--- Exercise directions ---
Please list all lines of the material below in which the string "Seedance" occurs.
[BEGIN Available data]
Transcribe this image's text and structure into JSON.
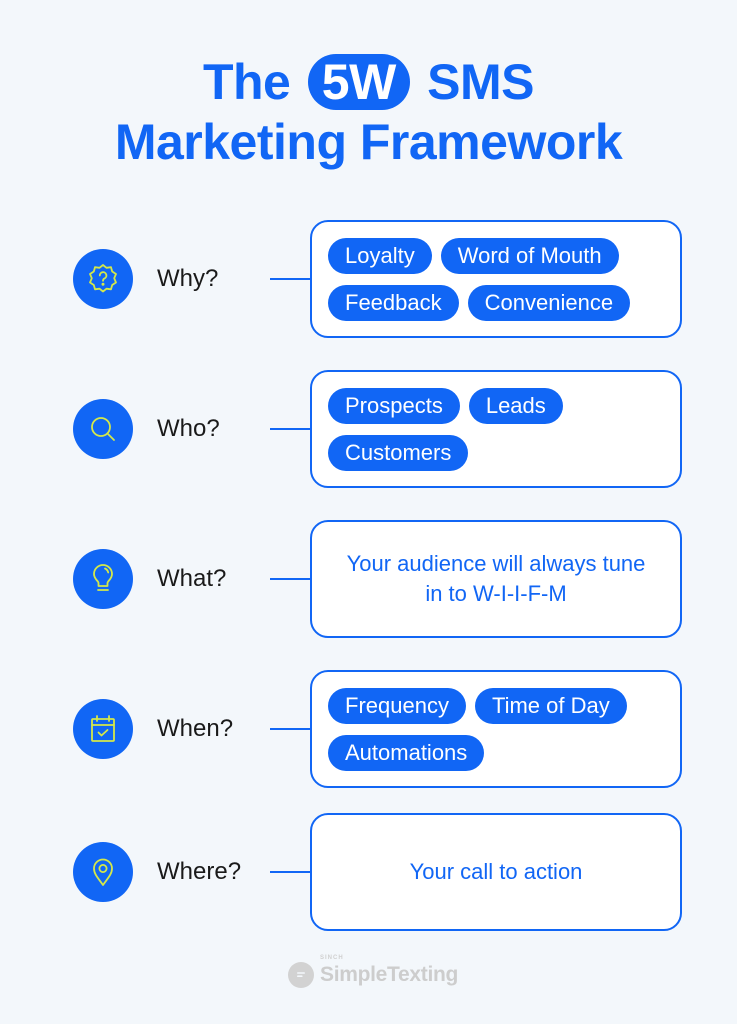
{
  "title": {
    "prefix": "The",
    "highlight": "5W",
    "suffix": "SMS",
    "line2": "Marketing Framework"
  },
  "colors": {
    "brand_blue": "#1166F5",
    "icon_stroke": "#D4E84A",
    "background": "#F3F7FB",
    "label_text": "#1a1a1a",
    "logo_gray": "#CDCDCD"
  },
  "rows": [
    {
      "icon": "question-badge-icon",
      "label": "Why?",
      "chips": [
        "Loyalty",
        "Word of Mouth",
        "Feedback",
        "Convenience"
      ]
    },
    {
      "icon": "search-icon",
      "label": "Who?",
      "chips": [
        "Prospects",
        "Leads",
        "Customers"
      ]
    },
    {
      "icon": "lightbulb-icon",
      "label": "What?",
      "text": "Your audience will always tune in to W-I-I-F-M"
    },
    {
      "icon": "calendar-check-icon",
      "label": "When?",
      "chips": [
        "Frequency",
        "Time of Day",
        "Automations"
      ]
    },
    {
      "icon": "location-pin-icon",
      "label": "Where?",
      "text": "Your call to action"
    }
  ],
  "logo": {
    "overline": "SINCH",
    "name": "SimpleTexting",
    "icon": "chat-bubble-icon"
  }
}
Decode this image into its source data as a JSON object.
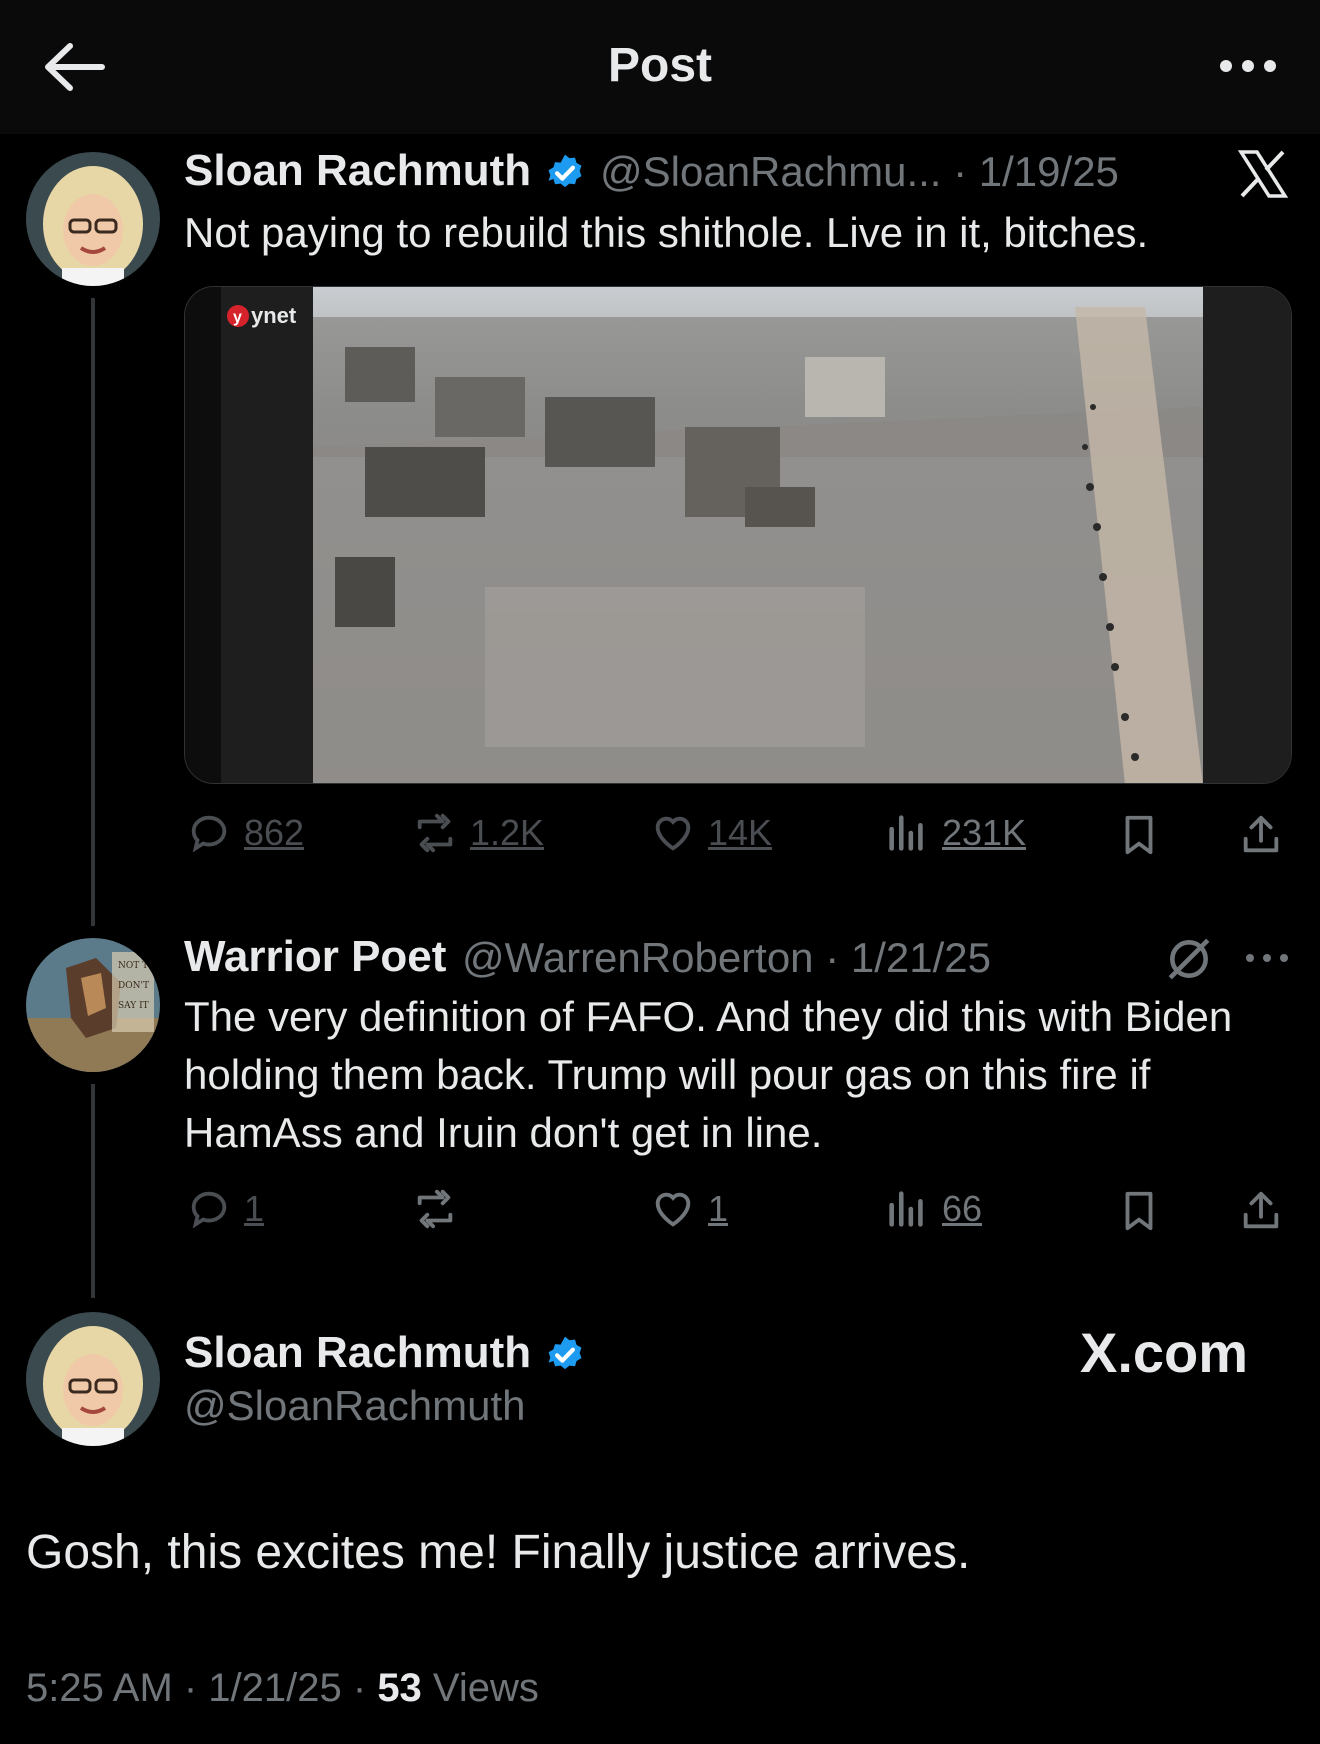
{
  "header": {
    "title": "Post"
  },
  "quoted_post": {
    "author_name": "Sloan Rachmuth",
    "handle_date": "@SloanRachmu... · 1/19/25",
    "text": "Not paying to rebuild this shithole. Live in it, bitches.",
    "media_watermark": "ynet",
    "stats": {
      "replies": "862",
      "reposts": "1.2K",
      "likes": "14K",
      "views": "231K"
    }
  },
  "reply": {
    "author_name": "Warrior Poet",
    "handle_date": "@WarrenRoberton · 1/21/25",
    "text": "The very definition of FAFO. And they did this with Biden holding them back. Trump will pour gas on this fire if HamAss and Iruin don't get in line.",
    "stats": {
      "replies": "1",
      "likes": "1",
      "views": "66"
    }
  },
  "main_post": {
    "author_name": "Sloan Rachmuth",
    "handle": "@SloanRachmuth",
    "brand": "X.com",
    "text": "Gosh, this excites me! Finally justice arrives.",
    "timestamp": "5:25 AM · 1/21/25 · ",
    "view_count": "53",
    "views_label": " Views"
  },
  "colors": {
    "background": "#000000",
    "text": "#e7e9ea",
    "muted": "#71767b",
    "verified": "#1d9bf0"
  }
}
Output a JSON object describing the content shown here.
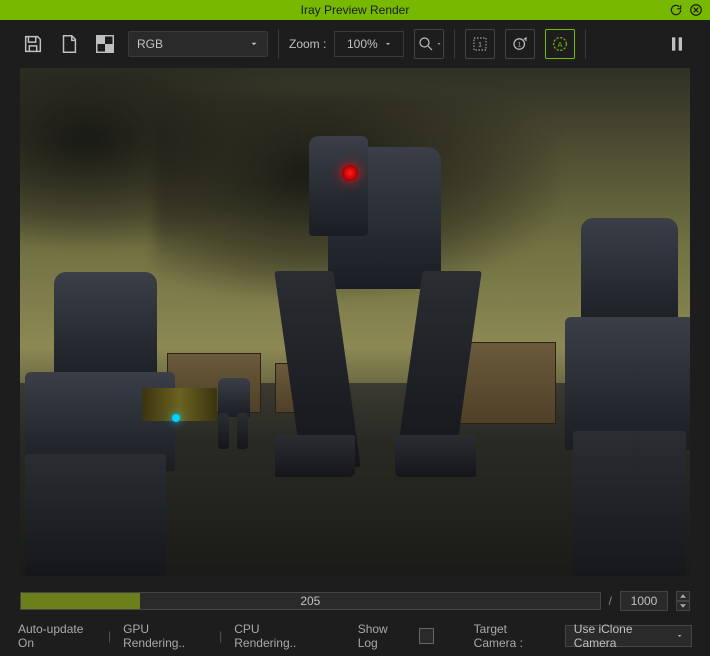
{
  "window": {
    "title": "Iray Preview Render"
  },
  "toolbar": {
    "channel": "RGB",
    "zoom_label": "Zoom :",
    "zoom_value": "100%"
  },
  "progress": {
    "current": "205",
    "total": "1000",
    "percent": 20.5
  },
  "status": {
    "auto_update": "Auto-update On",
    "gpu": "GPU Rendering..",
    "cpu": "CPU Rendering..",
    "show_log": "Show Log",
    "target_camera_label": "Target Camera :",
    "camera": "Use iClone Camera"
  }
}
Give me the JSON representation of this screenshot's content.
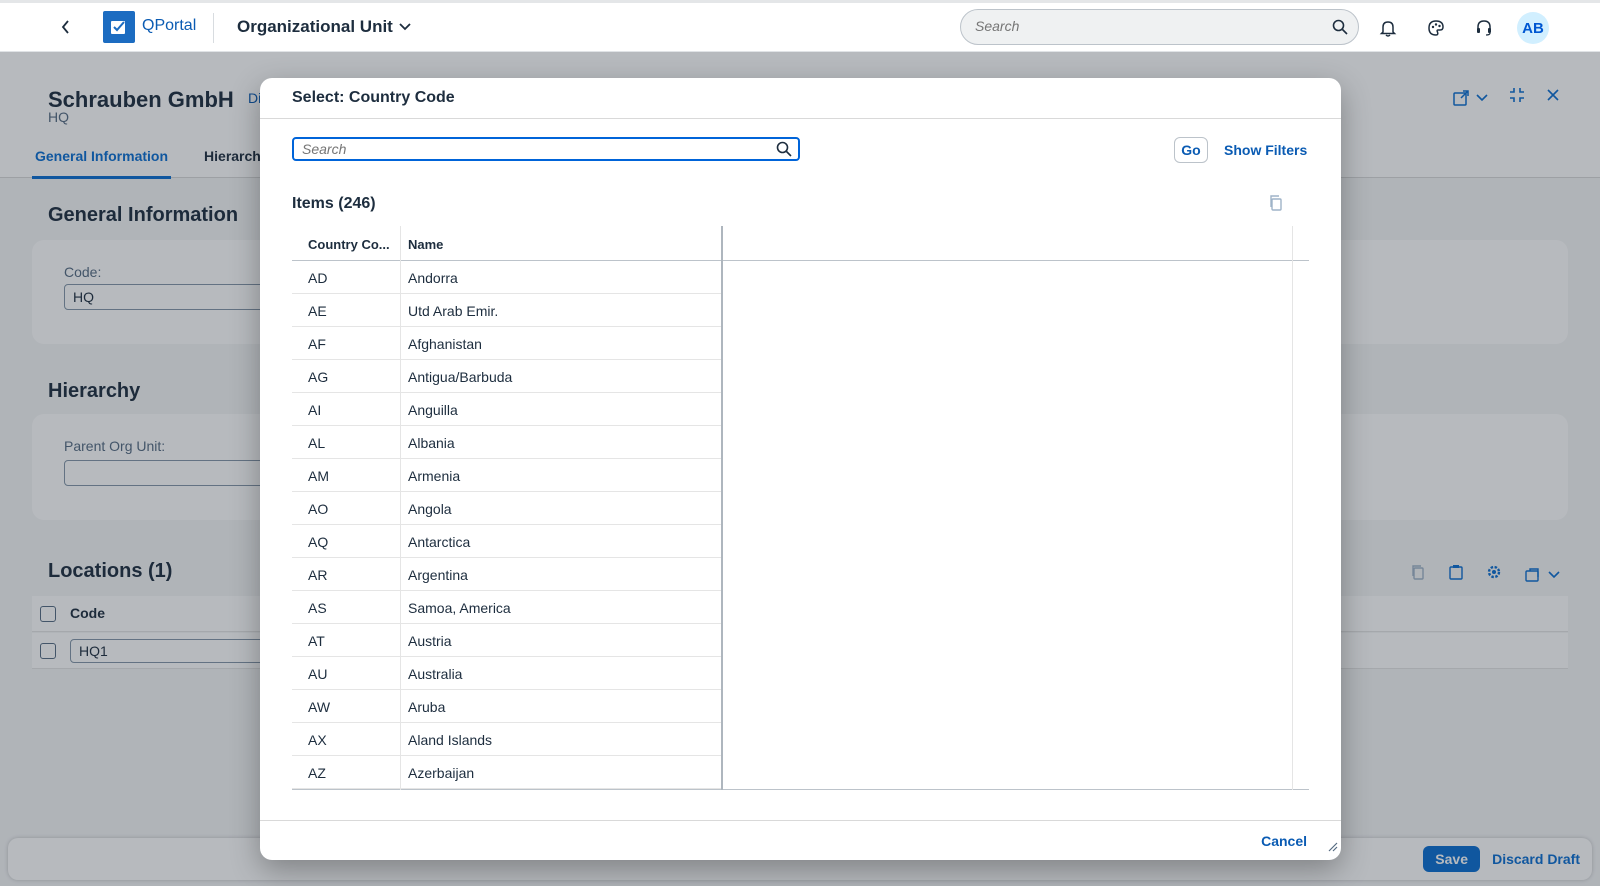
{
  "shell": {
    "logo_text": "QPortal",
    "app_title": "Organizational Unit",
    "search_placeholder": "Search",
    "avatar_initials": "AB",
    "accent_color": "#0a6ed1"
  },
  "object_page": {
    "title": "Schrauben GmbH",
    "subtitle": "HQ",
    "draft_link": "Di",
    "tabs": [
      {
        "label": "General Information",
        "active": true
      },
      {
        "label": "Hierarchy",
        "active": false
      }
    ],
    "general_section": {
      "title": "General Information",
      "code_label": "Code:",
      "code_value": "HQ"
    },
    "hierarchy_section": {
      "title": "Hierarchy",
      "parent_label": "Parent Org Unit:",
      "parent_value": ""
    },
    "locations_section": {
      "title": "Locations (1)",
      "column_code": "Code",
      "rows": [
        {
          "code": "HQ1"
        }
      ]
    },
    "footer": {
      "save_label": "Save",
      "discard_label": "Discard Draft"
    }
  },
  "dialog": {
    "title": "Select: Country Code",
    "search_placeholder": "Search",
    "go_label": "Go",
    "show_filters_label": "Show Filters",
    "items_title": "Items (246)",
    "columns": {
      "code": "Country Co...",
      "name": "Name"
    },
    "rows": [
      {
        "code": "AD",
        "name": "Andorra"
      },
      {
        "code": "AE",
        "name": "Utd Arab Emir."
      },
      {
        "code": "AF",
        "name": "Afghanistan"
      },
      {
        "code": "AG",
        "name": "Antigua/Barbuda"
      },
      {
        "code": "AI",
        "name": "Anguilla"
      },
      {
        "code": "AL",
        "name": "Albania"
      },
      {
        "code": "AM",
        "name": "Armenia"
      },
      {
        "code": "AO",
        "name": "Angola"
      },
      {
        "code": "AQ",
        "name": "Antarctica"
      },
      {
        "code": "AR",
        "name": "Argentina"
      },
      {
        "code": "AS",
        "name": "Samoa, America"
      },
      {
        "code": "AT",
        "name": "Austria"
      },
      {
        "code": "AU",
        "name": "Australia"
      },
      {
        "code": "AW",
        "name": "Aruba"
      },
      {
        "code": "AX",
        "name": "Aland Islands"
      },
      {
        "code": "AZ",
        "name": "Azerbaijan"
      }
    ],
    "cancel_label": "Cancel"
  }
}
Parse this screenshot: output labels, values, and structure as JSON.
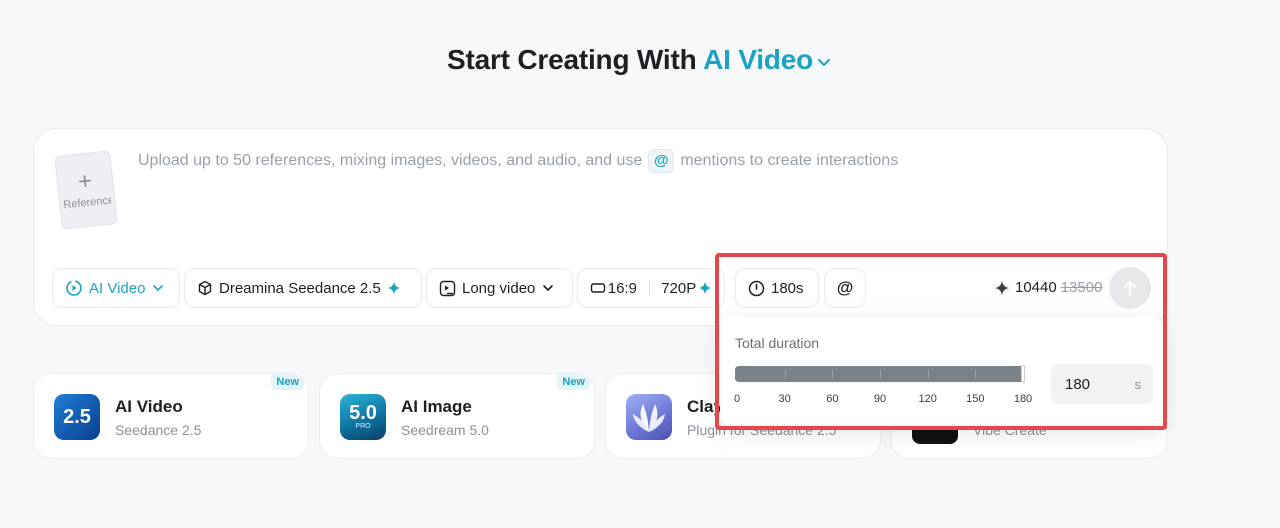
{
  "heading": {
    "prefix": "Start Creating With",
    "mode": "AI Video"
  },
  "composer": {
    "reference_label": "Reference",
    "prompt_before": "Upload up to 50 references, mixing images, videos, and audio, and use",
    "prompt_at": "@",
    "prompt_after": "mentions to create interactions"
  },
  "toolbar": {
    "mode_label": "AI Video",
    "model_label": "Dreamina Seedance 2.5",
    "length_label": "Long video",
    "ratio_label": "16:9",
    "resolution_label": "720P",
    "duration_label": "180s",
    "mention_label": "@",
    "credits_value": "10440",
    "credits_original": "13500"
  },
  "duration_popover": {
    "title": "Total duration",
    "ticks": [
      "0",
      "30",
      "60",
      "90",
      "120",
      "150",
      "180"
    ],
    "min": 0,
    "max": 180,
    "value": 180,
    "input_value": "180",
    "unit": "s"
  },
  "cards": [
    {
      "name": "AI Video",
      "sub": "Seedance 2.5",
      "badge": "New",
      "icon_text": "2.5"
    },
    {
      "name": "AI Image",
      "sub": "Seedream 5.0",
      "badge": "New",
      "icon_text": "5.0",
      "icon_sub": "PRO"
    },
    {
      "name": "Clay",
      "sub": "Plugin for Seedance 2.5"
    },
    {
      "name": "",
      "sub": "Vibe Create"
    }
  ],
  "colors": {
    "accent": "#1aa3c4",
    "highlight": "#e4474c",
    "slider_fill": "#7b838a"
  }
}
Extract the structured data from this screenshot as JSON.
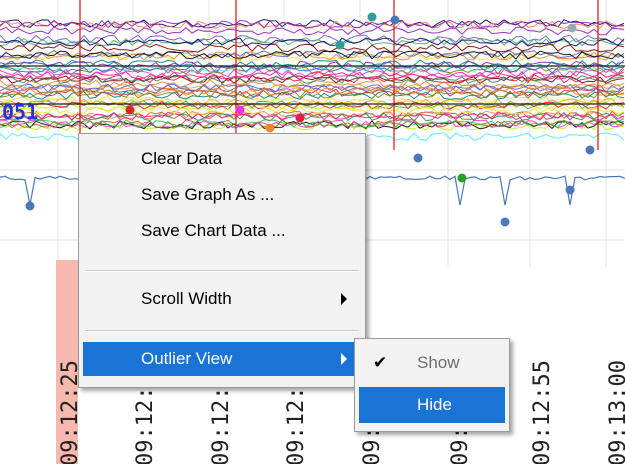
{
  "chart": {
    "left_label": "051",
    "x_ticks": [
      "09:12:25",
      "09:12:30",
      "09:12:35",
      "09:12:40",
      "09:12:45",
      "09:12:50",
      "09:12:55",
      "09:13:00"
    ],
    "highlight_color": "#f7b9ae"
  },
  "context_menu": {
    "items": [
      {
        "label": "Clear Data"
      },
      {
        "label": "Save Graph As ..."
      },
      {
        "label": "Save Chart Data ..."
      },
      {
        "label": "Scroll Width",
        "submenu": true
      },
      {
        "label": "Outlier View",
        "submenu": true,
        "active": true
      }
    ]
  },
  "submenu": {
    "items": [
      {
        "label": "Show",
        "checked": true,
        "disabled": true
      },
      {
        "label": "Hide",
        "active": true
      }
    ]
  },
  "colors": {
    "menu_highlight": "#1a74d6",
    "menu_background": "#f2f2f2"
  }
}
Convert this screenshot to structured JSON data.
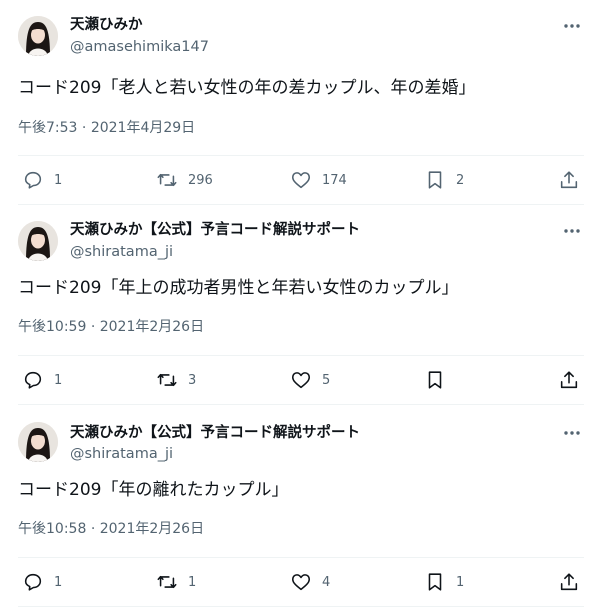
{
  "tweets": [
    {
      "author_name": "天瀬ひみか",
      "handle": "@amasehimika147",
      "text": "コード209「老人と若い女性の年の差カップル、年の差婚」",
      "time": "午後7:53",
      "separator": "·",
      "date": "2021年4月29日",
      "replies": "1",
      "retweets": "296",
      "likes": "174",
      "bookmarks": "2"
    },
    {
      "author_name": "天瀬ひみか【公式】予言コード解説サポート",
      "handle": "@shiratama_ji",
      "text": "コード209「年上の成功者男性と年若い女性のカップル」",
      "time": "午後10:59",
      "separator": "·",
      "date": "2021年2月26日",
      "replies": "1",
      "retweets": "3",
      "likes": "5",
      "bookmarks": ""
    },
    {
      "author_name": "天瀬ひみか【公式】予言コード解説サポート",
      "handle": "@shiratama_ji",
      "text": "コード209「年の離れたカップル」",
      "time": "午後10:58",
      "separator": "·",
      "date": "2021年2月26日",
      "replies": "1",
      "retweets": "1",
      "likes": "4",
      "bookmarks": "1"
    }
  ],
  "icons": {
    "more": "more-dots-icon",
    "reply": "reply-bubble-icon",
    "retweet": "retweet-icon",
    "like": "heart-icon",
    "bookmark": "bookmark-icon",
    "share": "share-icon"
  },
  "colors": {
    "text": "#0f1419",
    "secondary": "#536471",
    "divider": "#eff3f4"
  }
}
[END Available data]
--- Correct answer ---
    "model_label": "Dreamina Seedance 2.5",
      "sub": "Seedance 2.5",
      "sub": "Plugin for Seedance 2.5"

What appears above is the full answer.